■ TO BE DONE
Wherever "VARIABLE" appears in a line, list that line.

■ WORKING DATA
══════════════════════════════

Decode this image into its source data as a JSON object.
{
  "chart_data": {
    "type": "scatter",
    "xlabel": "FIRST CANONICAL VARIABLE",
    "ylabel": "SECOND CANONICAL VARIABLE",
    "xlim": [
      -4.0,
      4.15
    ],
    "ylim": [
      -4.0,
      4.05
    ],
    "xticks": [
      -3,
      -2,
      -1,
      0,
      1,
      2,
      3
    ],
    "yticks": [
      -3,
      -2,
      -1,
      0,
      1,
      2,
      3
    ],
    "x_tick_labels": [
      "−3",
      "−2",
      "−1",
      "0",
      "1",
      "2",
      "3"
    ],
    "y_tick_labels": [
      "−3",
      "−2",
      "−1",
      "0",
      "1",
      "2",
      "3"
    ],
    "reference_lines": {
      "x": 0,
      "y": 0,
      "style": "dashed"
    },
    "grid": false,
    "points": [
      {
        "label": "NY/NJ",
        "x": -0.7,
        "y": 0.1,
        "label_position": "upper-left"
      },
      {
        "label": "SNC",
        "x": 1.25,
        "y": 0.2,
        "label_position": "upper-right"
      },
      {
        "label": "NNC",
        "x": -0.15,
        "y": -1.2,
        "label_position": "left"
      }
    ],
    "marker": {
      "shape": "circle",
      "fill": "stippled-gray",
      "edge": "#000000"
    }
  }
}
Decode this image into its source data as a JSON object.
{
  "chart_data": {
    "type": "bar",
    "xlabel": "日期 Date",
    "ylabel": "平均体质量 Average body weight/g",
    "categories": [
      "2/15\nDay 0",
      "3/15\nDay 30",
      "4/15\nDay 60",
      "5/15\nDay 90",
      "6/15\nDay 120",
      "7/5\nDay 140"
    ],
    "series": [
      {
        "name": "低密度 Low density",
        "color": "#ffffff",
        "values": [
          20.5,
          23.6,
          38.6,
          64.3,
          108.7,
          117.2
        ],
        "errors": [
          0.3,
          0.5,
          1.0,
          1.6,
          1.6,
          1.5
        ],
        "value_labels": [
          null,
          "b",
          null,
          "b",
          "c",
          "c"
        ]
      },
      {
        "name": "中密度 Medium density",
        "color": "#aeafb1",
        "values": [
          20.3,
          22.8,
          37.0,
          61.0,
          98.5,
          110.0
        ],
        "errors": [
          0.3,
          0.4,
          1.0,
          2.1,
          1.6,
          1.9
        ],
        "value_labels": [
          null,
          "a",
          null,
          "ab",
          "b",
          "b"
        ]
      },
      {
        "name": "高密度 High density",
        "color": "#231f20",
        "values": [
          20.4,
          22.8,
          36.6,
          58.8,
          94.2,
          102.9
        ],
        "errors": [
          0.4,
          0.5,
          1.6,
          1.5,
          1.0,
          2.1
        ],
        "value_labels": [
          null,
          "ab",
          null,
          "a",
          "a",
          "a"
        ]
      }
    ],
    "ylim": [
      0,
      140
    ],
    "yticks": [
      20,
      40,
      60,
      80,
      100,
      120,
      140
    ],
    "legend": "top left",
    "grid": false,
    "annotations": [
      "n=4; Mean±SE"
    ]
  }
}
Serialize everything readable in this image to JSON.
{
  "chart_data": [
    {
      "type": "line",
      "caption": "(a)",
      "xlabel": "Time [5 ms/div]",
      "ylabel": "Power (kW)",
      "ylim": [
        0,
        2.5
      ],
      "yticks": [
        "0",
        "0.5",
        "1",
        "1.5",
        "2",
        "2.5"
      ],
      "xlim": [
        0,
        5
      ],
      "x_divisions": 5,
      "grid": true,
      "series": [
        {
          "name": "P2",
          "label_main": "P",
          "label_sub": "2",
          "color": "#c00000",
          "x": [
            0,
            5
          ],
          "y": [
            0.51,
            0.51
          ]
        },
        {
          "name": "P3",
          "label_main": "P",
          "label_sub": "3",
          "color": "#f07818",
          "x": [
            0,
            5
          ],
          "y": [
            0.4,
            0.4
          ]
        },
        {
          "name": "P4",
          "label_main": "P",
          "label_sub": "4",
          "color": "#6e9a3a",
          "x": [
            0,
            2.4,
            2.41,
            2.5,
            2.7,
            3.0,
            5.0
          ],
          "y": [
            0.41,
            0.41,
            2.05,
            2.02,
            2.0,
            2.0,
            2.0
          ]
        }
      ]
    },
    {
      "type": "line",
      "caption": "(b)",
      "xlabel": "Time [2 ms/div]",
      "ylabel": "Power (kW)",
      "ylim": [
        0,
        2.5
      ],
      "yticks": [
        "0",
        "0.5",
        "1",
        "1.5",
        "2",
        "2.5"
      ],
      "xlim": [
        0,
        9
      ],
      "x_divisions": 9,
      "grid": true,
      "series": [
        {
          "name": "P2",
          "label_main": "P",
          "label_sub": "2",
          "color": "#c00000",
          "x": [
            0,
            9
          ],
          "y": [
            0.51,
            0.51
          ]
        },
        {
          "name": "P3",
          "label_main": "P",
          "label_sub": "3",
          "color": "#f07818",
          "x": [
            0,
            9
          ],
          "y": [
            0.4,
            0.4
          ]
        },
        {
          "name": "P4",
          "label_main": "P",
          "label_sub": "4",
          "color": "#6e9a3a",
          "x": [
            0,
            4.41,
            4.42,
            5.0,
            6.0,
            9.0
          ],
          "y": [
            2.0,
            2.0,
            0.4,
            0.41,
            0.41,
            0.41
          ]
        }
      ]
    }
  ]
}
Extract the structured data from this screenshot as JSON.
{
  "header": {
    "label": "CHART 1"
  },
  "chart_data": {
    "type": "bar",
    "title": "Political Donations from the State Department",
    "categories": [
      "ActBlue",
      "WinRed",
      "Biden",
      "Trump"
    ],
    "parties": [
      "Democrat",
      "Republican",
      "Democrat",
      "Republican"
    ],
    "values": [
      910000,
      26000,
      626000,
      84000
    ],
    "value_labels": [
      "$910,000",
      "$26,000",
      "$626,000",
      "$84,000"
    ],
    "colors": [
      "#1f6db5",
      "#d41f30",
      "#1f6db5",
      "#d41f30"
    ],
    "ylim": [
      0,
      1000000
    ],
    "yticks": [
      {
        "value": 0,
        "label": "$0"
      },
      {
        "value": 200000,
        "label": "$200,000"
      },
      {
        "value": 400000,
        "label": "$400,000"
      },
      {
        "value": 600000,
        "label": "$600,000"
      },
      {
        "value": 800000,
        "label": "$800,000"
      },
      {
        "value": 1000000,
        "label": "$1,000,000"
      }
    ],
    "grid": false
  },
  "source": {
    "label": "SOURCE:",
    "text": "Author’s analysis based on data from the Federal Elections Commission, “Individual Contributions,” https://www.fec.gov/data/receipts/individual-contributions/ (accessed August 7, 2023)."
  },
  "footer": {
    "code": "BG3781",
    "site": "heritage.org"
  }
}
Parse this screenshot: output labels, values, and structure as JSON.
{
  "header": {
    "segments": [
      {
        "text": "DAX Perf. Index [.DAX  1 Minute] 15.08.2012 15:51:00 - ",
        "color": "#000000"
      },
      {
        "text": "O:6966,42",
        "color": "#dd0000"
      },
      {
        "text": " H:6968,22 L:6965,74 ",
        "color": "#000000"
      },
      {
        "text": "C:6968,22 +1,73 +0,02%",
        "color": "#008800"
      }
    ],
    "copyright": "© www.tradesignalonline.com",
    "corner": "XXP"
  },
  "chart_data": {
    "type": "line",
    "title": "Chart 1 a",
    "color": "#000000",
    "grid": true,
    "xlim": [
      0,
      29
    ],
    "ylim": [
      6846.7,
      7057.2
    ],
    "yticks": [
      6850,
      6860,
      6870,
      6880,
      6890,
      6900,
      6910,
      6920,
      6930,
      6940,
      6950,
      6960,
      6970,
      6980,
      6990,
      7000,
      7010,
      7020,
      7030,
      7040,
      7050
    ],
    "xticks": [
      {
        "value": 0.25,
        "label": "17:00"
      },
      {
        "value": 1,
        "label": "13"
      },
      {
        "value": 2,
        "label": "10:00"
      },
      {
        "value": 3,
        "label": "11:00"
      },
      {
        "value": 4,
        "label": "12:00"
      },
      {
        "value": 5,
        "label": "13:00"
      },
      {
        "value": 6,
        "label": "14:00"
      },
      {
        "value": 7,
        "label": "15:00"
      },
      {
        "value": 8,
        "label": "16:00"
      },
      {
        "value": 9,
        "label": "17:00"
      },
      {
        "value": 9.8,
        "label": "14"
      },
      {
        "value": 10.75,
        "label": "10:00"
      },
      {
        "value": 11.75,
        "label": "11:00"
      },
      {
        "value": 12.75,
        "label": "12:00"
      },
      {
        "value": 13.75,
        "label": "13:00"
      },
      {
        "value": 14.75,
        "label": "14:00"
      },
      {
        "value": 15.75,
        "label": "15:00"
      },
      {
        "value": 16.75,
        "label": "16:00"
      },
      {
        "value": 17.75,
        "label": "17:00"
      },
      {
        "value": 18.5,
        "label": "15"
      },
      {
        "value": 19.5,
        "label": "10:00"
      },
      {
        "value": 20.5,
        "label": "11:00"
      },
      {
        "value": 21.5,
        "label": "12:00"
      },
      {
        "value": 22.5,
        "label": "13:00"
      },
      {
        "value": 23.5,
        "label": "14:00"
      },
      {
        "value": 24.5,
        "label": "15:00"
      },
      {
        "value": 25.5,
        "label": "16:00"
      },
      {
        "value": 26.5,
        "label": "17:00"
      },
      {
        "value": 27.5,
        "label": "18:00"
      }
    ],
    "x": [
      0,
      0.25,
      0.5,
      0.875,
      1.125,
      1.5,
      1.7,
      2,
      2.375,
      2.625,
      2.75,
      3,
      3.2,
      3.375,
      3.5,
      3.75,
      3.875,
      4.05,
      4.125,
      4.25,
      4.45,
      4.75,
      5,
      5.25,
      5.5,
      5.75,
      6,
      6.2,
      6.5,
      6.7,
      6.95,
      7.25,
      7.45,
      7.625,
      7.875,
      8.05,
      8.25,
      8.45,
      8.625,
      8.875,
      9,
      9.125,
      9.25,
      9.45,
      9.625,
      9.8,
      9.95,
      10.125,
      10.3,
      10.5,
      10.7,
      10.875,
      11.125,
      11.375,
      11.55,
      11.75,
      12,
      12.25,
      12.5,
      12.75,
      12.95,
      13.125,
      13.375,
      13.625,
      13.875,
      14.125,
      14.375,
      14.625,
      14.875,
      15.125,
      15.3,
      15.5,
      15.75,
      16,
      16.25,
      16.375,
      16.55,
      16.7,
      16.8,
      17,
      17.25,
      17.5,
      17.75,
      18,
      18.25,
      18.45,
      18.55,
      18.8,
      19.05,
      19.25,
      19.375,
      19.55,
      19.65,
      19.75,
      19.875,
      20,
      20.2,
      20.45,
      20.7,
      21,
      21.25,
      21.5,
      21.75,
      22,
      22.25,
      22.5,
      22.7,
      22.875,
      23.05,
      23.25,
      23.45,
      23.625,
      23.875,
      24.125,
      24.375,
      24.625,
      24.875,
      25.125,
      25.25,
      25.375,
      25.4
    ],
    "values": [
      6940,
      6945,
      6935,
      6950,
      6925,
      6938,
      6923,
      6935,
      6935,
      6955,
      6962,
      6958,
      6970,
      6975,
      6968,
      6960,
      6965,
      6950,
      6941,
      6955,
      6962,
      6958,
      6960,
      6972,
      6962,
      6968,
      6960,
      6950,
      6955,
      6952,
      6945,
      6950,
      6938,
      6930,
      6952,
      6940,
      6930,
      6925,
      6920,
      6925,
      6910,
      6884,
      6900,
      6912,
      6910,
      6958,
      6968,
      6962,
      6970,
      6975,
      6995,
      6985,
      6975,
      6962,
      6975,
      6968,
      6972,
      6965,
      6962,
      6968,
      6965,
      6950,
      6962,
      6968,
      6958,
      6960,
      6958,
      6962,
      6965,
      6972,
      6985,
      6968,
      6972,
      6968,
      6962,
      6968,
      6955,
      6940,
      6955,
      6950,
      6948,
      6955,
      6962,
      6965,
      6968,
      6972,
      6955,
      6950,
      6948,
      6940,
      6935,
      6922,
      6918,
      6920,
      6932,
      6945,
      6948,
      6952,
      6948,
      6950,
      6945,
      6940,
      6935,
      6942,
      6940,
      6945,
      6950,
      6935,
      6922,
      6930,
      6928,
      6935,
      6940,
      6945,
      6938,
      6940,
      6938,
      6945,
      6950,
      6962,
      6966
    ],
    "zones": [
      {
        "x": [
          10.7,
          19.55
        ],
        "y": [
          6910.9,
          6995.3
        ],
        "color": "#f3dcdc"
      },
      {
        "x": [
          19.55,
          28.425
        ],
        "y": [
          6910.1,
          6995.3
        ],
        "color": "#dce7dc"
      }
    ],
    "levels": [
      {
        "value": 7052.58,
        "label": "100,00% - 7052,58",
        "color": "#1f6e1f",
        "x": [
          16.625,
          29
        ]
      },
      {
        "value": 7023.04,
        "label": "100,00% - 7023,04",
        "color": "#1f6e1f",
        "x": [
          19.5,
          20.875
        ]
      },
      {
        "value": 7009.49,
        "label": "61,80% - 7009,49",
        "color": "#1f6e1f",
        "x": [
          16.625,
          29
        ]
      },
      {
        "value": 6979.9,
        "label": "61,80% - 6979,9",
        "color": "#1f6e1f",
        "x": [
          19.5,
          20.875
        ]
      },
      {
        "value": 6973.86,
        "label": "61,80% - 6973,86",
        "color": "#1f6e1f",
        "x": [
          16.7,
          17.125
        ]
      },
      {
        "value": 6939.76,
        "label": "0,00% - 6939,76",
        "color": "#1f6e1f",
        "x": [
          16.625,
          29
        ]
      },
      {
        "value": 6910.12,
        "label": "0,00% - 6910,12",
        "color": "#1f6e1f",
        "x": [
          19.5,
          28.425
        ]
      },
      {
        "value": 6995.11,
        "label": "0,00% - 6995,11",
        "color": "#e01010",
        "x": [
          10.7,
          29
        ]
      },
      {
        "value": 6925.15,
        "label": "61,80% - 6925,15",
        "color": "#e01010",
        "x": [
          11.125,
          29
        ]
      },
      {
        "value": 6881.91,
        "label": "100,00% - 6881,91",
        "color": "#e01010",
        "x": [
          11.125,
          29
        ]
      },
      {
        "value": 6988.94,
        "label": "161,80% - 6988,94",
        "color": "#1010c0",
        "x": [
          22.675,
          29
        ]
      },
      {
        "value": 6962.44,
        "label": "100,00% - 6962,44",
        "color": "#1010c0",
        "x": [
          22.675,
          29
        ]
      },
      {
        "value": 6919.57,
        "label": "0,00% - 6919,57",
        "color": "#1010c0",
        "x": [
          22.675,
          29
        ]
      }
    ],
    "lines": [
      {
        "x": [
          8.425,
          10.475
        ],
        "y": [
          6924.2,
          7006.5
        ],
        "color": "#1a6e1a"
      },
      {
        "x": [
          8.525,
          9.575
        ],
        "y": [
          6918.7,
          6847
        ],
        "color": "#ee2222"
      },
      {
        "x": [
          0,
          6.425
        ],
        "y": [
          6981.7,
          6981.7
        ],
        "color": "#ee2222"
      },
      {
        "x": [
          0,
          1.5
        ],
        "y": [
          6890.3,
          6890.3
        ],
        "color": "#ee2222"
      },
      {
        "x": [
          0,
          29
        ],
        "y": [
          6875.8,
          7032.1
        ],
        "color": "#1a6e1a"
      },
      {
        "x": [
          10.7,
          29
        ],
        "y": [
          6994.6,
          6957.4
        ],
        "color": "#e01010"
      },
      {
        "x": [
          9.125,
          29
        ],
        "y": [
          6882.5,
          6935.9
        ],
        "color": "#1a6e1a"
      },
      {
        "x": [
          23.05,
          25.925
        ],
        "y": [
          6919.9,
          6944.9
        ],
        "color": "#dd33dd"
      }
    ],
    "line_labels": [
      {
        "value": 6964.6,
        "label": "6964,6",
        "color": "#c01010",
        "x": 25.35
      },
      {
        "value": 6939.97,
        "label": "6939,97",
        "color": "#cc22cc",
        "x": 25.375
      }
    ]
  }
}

══════════════════════════════

■ SOLUTION TO THIS EXERCISE
    "xlabel": "FIRST CANONICAL VARIABLE",
    "ylabel": "SECOND CANONICAL VARIABLE",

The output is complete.